Stored records start

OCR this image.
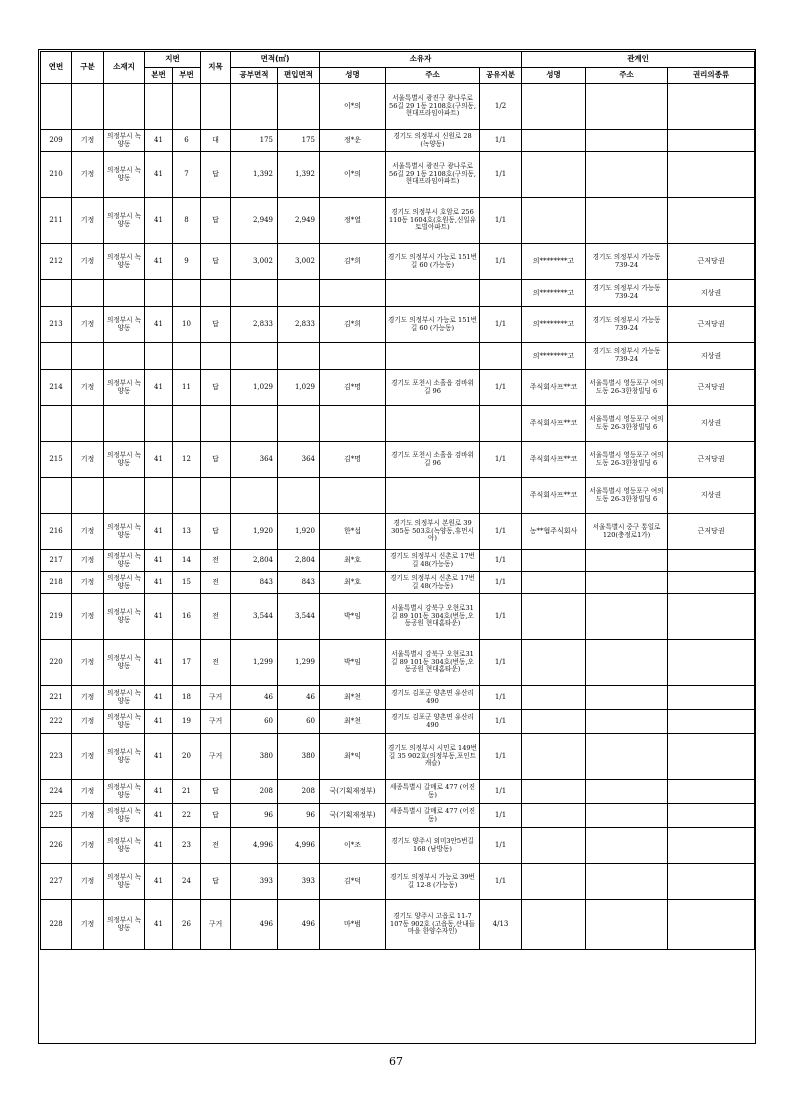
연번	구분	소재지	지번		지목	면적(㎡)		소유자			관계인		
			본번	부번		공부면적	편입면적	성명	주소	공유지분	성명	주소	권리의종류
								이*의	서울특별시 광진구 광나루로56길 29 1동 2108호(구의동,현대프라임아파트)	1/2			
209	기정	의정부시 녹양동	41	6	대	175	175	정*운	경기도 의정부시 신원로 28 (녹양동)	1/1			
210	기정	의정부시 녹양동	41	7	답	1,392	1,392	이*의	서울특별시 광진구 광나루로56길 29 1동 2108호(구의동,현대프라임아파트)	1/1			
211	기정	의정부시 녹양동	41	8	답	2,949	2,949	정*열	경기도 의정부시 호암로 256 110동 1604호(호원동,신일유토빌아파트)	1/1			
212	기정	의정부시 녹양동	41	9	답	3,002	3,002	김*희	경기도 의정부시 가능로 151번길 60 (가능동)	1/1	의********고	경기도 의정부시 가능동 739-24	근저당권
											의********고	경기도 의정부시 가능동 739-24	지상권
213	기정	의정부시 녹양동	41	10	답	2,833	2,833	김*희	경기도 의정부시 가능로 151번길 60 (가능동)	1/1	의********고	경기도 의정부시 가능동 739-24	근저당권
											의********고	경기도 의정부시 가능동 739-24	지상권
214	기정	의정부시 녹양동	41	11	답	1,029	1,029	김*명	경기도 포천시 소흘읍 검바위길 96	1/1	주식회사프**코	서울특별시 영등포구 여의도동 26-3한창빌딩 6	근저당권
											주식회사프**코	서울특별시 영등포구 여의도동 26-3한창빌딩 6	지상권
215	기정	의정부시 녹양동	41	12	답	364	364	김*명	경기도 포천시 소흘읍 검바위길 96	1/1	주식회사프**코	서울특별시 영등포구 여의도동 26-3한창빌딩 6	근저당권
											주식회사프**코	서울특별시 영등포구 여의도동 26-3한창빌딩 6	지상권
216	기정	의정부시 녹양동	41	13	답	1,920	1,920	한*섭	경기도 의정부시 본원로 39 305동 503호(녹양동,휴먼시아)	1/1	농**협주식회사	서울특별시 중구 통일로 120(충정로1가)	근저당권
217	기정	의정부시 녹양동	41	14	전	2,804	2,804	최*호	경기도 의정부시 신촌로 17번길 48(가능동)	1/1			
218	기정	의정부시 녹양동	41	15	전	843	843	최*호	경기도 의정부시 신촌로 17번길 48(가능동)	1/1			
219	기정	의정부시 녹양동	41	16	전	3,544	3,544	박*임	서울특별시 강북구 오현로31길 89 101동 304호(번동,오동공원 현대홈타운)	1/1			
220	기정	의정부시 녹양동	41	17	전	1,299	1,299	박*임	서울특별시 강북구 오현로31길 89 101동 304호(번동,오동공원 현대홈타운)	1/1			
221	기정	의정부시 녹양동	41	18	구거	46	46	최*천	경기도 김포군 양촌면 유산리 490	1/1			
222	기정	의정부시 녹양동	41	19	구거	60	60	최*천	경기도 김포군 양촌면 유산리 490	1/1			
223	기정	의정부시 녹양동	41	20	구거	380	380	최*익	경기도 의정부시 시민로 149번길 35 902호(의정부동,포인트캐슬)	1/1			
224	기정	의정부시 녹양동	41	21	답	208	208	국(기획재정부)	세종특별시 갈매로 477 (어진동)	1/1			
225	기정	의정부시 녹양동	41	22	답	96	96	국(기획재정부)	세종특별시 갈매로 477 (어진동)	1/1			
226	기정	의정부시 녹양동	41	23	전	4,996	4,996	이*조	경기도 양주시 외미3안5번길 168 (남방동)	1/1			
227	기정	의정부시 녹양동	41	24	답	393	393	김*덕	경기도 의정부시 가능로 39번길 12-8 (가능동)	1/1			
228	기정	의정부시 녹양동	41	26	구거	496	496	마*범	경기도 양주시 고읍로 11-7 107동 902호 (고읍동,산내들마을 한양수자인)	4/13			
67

Stored records end

What is needed
Repeat the material above word for word and skip every image in it.

Completed exercise
OCR this image.
연번	구분	소재지	지번		지목	면적(㎡)		소유자			관계인		
			본번	부번		공부면적	편입면적	성명	주소	공유지분	성명	주소	권리의종류
								이*의	서울특별시 광진구 광나루로56길 29 1동 2108호(구의동,현대프라임아파트)	1/2			
209	기정	의정부시 녹양동	41	6	대	175	175	정*운	경기도 의정부시 신원로 28 (녹양동)	1/1			
210	기정	의정부시 녹양동	41	7	답	1,392	1,392	이*의	서울특별시 광진구 광나루로56길 29 1동 2108호(구의동,현대프라임아파트)	1/1			
211	기정	의정부시 녹양동	41	8	답	2,949	2,949	정*열	경기도 의정부시 호암로 256 110동 1604호(호원동,신일유토빌아파트)	1/1			
212	기정	의정부시 녹양동	41	9	답	3,002	3,002	김*희	경기도 의정부시 가능로 151번길 60 (가능동)	1/1	의********고	경기도 의정부시 가능동 739-24	근저당권
											의********고	경기도 의정부시 가능동 739-24	지상권
213	기정	의정부시 녹양동	41	10	답	2,833	2,833	김*희	경기도 의정부시 가능로 151번길 60 (가능동)	1/1	의********고	경기도 의정부시 가능동 739-24	근저당권
											의********고	경기도 의정부시 가능동 739-24	지상권
214	기정	의정부시 녹양동	41	11	답	1,029	1,029	김*명	경기도 포천시 소흘읍 검바위길 96	1/1	주식회사프**코	서울특별시 영등포구 여의도동 26-3한창빌딩 6	근저당권
											주식회사프**코	서울특별시 영등포구 여의도동 26-3한창빌딩 6	지상권
215	기정	의정부시 녹양동	41	12	답	364	364	김*명	경기도 포천시 소흘읍 검바위길 96	1/1	주식회사프**코	서울특별시 영등포구 여의도동 26-3한창빌딩 6	근저당권
											주식회사프**코	서울특별시 영등포구 여의도동 26-3한창빌딩 6	지상권
216	기정	의정부시 녹양동	41	13	답	1,920	1,920	한*섭	경기도 의정부시 본원로 39 305동 503호(녹양동,휴먼시아)	1/1	농**협주식회사	서울특별시 중구 통일로 120(충정로1가)	근저당권
217	기정	의정부시 녹양동	41	14	전	2,804	2,804	최*호	경기도 의정부시 신촌로 17번길 48(가능동)	1/1			
218	기정	의정부시 녹양동	41	15	전	843	843	최*호	경기도 의정부시 신촌로 17번길 48(가능동)	1/1			
219	기정	의정부시 녹양동	41	16	전	3,544	3,544	박*임	서울특별시 강북구 오현로31길 89 101동 304호(번동,오동공원 현대홈타운)	1/1			
220	기정	의정부시 녹양동	41	17	전	1,299	1,299	박*임	서울특별시 강북구 오현로31길 89 101동 304호(번동,오동공원 현대홈타운)	1/1			
221	기정	의정부시 녹양동	41	18	구거	46	46	최*천	경기도 김포군 양촌면 유산리 490	1/1			
222	기정	의정부시 녹양동	41	19	구거	60	60	최*천	경기도 김포군 양촌면 유산리 490	1/1			
223	기정	의정부시 녹양동	41	20	구거	380	380	최*익	경기도 의정부시 시민로 149번길 35 902호(의정부동,포인트캐슬)	1/1			
224	기정	의정부시 녹양동	41	21	답	208	208	국(기획재정부)	세종특별시 갈매로 477 (어진동)	1/1			
225	기정	의정부시 녹양동	41	22	답	96	96	국(기획재정부)	세종특별시 갈매로 477 (어진동)	1/1			
226	기정	의정부시 녹양동	41	23	전	4,996	4,996	이*조	경기도 양주시 외미3안5번길 168 (남방동)	1/1			
227	기정	의정부시 녹양동	41	24	답	393	393	김*덕	경기도 의정부시 가능로 39번길 12-8 (가능동)	1/1			
228	기정	의정부시 녹양동	41	26	구거	496	496	마*범	경기도 양주시 고읍로 11-7 107동 902호 (고읍동,산내들마을 한양수자인)	4/13			
67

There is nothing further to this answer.